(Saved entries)
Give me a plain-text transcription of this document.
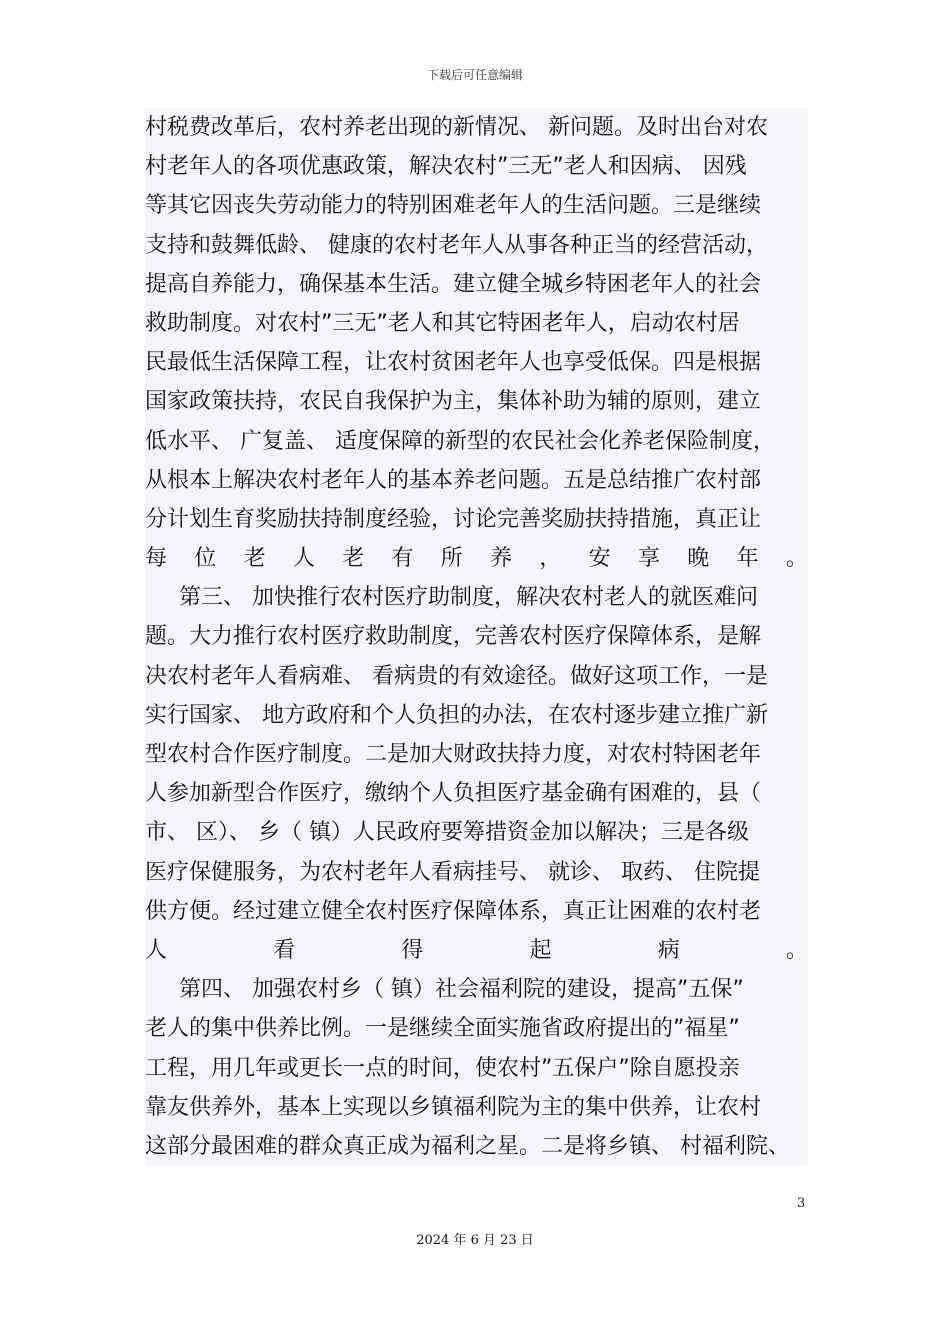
下载后可任意编辑
村税费改革后，农村养老出现的新情况、 新问题。及时出台对农
村老年人的各项优惠政策，解决农村”三无”老人和因病、 因残
等其它因丧失劳动能力的特别困难老年人的生活问题。三是继续
支持和鼓舞低龄、 健康的农村老年人从事各种正当的经营活动，
提高自养能力，确保基本生活。建立健全城乡特困老年人的社会
救助制度。对农村”三无”老人和其它特困老年人，启动农村居
民最低生活保障工程，让农村贫困老年人也享受低保。四是根据
国家政策扶持，农民自我保护为主，集体补助为辅的原则，建立
低水平、 广复盖、 适度保障的新型的农民社会化养老保险制度，
从根本上解决农村老年人的基本养老问题。五是总结推广农村部
分计划生育奖励扶持制度经验，讨论完善奖励扶持措施，真正让
每 位 老 人 老 有 所 养 ， 安 享 晚 年 。
第三、 加快推行农村医疗助制度，解决农村老人的就医难问
题。大力推行农村医疗救助制度，完善农村医疗保障体系，是解
决农村老年人看病难、 看病贵的有效途径。做好这项工作，一是
实行国家、 地方政府和个人负担的办法，在农村逐步建立推广新
型农村合作医疗制度。二是加大财政扶持力度，对农村特困老年
人参加新型合作医疗，缴纳个人负担医疗基金确有困难的，县（
市、 区）、 乡（ 镇）人民政府要筹措资金加以解决；三是各级
医疗保健服务，为农村老年人看病挂号、 就诊、 取药、 住院提
供方便。经过建立健全农村医疗保障体系，真正让困难的农村老
人	看	得	起	病	。
第四、 加强农村乡（ 镇）社会福利院的建设，提高”五保”
老人的集中供养比例。一是继续全面实施省政府提出的”福星”
工程，用几年或更长一点的时间，使农村”五保户”除自愿投亲
靠友供养外，基本上实现以乡镇福利院为主的集中供养，让农村
这部分最困难的群众真正成为福利之星。二是将乡镇、 村福利院、
3
2024 年 6 月 23 日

*Task brief:* Pictures in the records above are not copied; print everything else exactly.

*The solution:*
Give me a plain-text transcription of this document.
下载后可任意编辑
村税费改革后，农村养老出现的新情况、 新问题。及时出台对农
村老年人的各项优惠政策，解决农村”三无”老人和因病、 因残
等其它因丧失劳动能力的特别困难老年人的生活问题。三是继续
支持和鼓舞低龄、 健康的农村老年人从事各种正当的经营活动，
提高自养能力，确保基本生活。建立健全城乡特困老年人的社会
救助制度。对农村”三无”老人和其它特困老年人，启动农村居
民最低生活保障工程，让农村贫困老年人也享受低保。四是根据
国家政策扶持，农民自我保护为主，集体补助为辅的原则，建立
低水平、 广复盖、 适度保障的新型的农民社会化养老保险制度，
从根本上解决农村老年人的基本养老问题。五是总结推广农村部
分计划生育奖励扶持制度经验，讨论完善奖励扶持措施，真正让
每 位 老 人 老 有 所 养 ， 安 享 晚 年 。
第三、 加快推行农村医疗助制度，解决农村老人的就医难问
题。大力推行农村医疗救助制度，完善农村医疗保障体系，是解
决农村老年人看病难、 看病贵的有效途径。做好这项工作，一是
实行国家、 地方政府和个人负担的办法，在农村逐步建立推广新
型农村合作医疗制度。二是加大财政扶持力度，对农村特困老年
人参加新型合作医疗，缴纳个人负担医疗基金确有困难的，县（
市、 区）、 乡（ 镇）人民政府要筹措资金加以解决；三是各级
医疗保健服务，为农村老年人看病挂号、 就诊、 取药、 住院提
供方便。经过建立健全农村医疗保障体系，真正让困难的农村老
人	看	得	起	病	。
第四、 加强农村乡（ 镇）社会福利院的建设，提高”五保”
老人的集中供养比例。一是继续全面实施省政府提出的”福星”
工程，用几年或更长一点的时间，使农村”五保户”除自愿投亲
靠友供养外，基本上实现以乡镇福利院为主的集中供养，让农村
这部分最困难的群众真正成为福利之星。二是将乡镇、 村福利院、
3
2024 年 6 月 23 日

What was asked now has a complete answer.